* **Document excerpt**:

________

About

Dorothy Jane Mills
July 5, 1928 — Nov. 17, 2019

Growing up near Euclid Beach Park in Cleveland, Ohio, meant summers enjoying the exciting rides, the huge and glamorous dance hall attracting the name bands of the 30s and 40s, and the light-hearted atmosphere of the Park. But I also loved serious study at Memorial School and Collinwood High School, where I concentrated on English, especially devouring books and developing my abilities in writing of all types. I particularly enjoyed creating essays, book reviews, and news stories. Planning to become a journalist, I co-edited the high-school newspaper.

I liked sketching and took some lessons at the Cleveland Museum of Art, but my favorite hobby was, and still is, playing the piano. Coming from a family of musicians, I discovered that I needed no lessons in order to play the music I heard on the radio or at Severance Hall.

College and Early Career Interests

At Fenn College, now Cleveland State University, I majored in English, worked on the school newspaper, and contributed to the literary magazine. During part of each year I also held full-time jobs, first as a “copy boy” at the Cleveland News, finding contacts with real journalists to be thrilling, and then as a proofreader in the advertising department of the Halle Brothers Department Store, learning how to write and design the ads that appeared in local newspapers.

I also discovered the field of history: its drama, its colorful characters, and its revelations of what really happened in the past and was currently happening behind the headlines of the day. And while performing part-time secretarial duties for professors I discovered that Professor Harold Seymour and I were becoming close as a result of my helping him develop his writing. I decided that my high-school boyfriend and I really had little in common after all.

Marriage and History

The day after my third year at Fenn, when Seymour’s divorce had become final, we were married, and I transferred to Mather College of Western Reserve University (now Case Western), where I changed my major to Education, since Seymour had persuaded me to enter that field. I taught in the Cleveland and Parma Heights school systems while completing my master’s degree. When we moved to Buffalo, New York, I taught there and started work on a doctorate.

________

* **Extracted information**:
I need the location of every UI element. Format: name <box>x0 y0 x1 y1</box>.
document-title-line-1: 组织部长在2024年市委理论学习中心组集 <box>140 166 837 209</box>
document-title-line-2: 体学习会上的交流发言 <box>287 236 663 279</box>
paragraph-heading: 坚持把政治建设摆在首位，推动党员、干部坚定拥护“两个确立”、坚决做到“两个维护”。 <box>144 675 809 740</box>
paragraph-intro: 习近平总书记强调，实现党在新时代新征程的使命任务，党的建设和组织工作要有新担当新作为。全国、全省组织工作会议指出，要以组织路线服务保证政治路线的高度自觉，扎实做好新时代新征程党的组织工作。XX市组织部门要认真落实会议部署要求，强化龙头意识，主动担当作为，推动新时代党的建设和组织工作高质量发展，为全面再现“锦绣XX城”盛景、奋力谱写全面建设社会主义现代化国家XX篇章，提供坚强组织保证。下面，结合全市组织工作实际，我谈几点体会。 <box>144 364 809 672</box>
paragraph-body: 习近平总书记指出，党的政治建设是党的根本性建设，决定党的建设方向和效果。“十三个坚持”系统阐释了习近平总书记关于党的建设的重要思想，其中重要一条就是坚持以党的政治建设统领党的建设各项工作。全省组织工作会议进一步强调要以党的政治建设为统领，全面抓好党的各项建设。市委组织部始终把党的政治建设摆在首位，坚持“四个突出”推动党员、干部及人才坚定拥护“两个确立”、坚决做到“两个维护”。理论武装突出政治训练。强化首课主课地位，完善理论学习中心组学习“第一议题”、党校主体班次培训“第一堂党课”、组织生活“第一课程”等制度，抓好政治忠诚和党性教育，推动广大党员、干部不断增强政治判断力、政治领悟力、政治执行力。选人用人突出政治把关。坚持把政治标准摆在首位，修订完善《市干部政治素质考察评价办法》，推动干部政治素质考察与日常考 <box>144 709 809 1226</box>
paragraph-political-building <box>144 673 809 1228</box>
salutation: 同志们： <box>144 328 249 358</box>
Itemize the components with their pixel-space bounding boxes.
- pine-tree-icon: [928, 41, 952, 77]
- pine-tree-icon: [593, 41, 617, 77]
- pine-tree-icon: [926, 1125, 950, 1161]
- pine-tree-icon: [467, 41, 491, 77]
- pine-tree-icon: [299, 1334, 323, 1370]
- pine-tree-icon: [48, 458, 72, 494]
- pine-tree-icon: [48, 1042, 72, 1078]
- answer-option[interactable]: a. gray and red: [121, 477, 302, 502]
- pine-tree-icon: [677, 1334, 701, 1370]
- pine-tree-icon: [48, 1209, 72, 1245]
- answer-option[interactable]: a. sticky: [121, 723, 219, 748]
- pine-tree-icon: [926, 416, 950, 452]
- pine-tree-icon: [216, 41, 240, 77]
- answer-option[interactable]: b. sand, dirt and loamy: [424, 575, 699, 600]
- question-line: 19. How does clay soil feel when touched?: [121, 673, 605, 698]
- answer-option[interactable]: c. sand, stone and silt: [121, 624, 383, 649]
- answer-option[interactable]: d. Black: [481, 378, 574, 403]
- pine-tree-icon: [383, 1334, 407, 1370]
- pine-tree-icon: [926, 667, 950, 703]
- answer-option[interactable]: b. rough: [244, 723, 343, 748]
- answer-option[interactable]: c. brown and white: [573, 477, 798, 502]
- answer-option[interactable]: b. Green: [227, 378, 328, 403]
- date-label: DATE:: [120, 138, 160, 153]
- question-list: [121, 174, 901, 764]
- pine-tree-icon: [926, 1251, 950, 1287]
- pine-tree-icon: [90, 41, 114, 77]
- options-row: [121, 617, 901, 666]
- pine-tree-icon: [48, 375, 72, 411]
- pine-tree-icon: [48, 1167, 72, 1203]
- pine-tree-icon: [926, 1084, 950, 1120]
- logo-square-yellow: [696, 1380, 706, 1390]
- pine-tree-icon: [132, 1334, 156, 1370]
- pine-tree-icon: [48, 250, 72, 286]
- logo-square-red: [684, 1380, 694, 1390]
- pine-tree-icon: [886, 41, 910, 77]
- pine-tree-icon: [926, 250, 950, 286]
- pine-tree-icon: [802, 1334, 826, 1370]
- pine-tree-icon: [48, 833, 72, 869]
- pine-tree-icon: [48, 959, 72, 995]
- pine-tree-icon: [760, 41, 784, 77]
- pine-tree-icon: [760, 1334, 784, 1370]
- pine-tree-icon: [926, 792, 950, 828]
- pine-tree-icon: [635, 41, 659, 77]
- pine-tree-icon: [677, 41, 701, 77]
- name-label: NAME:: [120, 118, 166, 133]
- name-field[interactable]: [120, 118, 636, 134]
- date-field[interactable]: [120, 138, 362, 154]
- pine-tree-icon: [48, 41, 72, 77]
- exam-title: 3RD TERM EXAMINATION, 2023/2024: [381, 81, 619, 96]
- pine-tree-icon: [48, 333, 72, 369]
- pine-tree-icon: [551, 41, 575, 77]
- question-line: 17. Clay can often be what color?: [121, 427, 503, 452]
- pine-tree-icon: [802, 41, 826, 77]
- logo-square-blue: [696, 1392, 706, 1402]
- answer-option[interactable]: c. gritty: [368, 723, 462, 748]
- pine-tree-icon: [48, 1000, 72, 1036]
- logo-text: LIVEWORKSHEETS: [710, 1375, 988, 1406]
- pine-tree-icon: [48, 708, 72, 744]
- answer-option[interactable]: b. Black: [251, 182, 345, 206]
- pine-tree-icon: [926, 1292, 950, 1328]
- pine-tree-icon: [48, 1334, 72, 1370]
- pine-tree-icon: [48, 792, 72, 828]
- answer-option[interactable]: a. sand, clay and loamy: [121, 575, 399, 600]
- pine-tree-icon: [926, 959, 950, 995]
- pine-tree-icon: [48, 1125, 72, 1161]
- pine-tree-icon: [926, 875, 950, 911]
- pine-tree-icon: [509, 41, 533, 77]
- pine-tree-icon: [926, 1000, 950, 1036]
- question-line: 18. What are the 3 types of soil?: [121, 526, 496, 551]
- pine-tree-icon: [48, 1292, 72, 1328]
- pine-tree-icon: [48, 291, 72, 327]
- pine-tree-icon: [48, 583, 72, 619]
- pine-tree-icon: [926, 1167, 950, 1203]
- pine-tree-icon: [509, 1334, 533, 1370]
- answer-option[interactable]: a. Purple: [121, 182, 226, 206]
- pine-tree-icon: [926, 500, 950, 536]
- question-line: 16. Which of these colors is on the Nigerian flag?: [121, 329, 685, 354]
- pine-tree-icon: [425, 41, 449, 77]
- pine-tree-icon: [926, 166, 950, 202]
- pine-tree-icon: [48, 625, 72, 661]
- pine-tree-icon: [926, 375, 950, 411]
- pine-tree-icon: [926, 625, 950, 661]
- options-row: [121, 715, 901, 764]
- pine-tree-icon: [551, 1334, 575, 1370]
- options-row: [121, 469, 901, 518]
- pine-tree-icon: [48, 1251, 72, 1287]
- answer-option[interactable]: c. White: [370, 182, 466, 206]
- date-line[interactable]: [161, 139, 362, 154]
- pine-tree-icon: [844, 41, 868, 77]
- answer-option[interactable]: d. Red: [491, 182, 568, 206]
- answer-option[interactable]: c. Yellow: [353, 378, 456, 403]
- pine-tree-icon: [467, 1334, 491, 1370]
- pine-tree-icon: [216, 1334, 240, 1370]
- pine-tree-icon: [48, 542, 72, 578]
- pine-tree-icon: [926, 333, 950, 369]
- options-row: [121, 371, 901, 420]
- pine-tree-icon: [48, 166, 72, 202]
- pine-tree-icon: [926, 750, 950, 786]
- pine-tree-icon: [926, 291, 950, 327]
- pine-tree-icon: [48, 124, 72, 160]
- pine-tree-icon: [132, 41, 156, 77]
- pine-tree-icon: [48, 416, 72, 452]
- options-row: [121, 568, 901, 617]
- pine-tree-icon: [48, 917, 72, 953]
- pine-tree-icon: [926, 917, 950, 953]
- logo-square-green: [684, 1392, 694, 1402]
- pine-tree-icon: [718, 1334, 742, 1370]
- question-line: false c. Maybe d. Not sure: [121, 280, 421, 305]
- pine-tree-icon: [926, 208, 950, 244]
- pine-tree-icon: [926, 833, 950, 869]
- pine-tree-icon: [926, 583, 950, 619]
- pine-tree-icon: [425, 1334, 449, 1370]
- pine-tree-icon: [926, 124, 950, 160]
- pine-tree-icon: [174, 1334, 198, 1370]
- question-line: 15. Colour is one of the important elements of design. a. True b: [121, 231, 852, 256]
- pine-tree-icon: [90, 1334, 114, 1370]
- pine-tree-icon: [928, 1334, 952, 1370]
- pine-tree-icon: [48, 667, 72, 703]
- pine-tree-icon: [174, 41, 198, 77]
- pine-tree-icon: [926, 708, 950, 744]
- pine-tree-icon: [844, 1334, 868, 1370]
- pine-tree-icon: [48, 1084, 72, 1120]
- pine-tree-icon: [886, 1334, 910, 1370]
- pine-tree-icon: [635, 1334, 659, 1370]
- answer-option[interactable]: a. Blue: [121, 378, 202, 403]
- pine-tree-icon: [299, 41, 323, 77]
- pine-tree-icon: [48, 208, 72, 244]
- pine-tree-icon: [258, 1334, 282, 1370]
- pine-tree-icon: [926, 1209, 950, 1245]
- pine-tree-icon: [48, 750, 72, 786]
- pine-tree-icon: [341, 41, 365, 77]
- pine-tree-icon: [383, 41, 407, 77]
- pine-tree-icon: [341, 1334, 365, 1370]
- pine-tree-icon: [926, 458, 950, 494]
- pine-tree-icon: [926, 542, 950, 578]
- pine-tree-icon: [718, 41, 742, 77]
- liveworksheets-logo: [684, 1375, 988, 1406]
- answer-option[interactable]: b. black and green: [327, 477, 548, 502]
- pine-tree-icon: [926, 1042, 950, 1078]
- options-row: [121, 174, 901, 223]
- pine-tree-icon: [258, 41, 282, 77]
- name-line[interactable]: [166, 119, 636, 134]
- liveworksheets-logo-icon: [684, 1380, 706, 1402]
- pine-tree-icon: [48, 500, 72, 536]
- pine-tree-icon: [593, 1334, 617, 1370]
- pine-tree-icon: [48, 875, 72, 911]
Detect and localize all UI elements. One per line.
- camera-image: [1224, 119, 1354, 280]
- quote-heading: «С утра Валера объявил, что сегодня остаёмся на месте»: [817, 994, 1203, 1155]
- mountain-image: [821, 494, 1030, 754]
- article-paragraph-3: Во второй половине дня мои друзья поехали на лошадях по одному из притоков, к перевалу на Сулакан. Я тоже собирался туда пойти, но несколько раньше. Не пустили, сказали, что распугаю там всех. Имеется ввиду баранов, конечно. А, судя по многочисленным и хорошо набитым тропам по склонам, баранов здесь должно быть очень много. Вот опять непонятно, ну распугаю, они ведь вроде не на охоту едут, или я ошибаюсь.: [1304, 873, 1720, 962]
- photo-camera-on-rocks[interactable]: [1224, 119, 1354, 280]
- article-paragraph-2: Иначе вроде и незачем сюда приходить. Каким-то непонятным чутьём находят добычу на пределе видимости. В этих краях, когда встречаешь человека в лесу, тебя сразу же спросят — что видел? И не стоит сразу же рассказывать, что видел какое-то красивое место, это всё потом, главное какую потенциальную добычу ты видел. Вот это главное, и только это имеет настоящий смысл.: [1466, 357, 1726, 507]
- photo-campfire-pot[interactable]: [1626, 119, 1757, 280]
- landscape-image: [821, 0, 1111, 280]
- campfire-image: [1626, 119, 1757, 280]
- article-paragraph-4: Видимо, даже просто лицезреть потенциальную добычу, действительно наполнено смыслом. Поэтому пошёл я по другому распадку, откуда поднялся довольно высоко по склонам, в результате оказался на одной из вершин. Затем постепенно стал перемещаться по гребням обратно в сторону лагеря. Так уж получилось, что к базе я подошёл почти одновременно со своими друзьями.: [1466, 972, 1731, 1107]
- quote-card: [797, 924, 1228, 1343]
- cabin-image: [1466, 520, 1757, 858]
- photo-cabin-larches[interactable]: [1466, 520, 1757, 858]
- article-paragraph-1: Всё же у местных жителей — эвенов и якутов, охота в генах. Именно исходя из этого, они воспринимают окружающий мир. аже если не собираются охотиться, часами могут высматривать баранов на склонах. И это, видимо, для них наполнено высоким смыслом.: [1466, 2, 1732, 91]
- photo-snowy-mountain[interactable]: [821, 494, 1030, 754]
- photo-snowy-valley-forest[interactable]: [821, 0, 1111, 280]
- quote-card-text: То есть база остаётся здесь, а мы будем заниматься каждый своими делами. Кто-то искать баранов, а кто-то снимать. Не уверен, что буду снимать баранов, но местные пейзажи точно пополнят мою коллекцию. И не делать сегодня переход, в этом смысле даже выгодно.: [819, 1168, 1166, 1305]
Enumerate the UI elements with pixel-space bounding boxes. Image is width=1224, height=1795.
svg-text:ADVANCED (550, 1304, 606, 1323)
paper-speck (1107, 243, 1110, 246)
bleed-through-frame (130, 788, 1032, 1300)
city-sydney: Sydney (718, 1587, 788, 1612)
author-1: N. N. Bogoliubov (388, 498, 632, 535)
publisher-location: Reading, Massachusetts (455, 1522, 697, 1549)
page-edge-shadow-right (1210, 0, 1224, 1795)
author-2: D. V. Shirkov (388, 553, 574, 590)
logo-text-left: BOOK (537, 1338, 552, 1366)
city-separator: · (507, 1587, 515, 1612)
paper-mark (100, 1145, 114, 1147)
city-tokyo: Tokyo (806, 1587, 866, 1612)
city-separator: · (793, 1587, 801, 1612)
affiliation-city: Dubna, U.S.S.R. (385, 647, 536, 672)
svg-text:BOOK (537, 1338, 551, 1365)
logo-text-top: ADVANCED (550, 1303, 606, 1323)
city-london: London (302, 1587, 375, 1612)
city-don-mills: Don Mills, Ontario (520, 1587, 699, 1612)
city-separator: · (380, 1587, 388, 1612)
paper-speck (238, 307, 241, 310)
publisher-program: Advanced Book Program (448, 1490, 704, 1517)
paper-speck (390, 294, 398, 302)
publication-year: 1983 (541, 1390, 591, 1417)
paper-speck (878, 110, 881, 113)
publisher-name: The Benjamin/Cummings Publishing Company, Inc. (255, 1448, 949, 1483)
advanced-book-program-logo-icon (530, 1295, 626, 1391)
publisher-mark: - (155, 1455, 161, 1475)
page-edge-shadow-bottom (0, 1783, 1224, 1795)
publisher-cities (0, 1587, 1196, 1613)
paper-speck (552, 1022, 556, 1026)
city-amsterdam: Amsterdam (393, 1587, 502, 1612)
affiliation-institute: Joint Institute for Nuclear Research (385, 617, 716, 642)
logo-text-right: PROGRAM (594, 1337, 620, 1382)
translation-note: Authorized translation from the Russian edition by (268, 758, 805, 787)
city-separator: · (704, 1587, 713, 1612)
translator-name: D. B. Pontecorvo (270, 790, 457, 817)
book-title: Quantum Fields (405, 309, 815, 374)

________

* **The tasks**:
A. Answer these questions from the Dorothy Jane Mills memoir, one line each:
(i) Where did she take sketching lessons?
(ii) What position did she hold at the Halle Brothers Department Store?
(iii) What did she change her major to after transferring to Mather College?
B. Continue the Dorothy Jane Mills memoir from its last sentence.

* **Answers to the problems**:
A.
(i) At the Cleveland Museum of Art.
(ii) Proofreader in the advertising department.
(iii) Education.

B.
Meanwhile, I indulged my desire to work with words by performing Seymour’s research, organizing his material, and outlining the notes, first for his Ph.D. dissertation and then for the books that grew from it. The first book we prepared together was published when we lived in New York City and, partly because of its subject, baseball history, received much attention in the press.

Children’s Books

I was still teaching and didn’t begin serious writing of my own until the sixties, when we had left New York City and I was teaching upstate in Warwick. Still working on Seymour’s books, I also began writing articles for education journals and published instructional material useful in my own classroom and others. The children’s books I published in 1965 became popular with parents outside the classroom because they could be used to show first-graders how quickly they might become independent readers.

Editing and Linguistics

By the time we moved to New England in 1966 I knew I was burned out as a teacher and would leave teaching in favor of working with words. While studying at Boston University I also investigated job possibilities and in 1967 joined Ginn and Company, a famous old educational publisher, quickly moving up to Senior Editor.

My stimulating work at Ginn inspired one of my most prolific writing periods. An education article I wrote on the application of linguistics to decoding was reprinted several times. So was the piece I wrote on Black English. But I still handled Seymour’s baseball research and worked closely with him on his books. The second volume of the baseball trilogy was published, to considerable acclaim, while we were living in West Newbury, Massachusetts.

Completing the Baseball Books

In the early seventies, with Seymour’s writing stalled, I persuaded him to leave teaching and focus entirely on writing. When we decided to both write full-time, I quit my job, too, and we moved to Ireland and lived in a cottage in County Mayo. While assisting Seymour with his work I wrote and edited on a free-lance basis and also published some articles. In Ireland I bcame much interested in studying Irish history, customs, and language.

Finding it increasingly difficult to handle research while living so far from our sources, we moved back to the States, first to the South and then, when Ginn asked me to return, to Boston. Seymour became increasingly depressed, however, and I was performing most of his work for him. After Ginn dismissed those of us hired for their latest project, I looked for a less expensive place to live, and we moved to New Hampshire, where I eventually found it necesssary to take over the writing of Seymour’s third book as well as its research and organization.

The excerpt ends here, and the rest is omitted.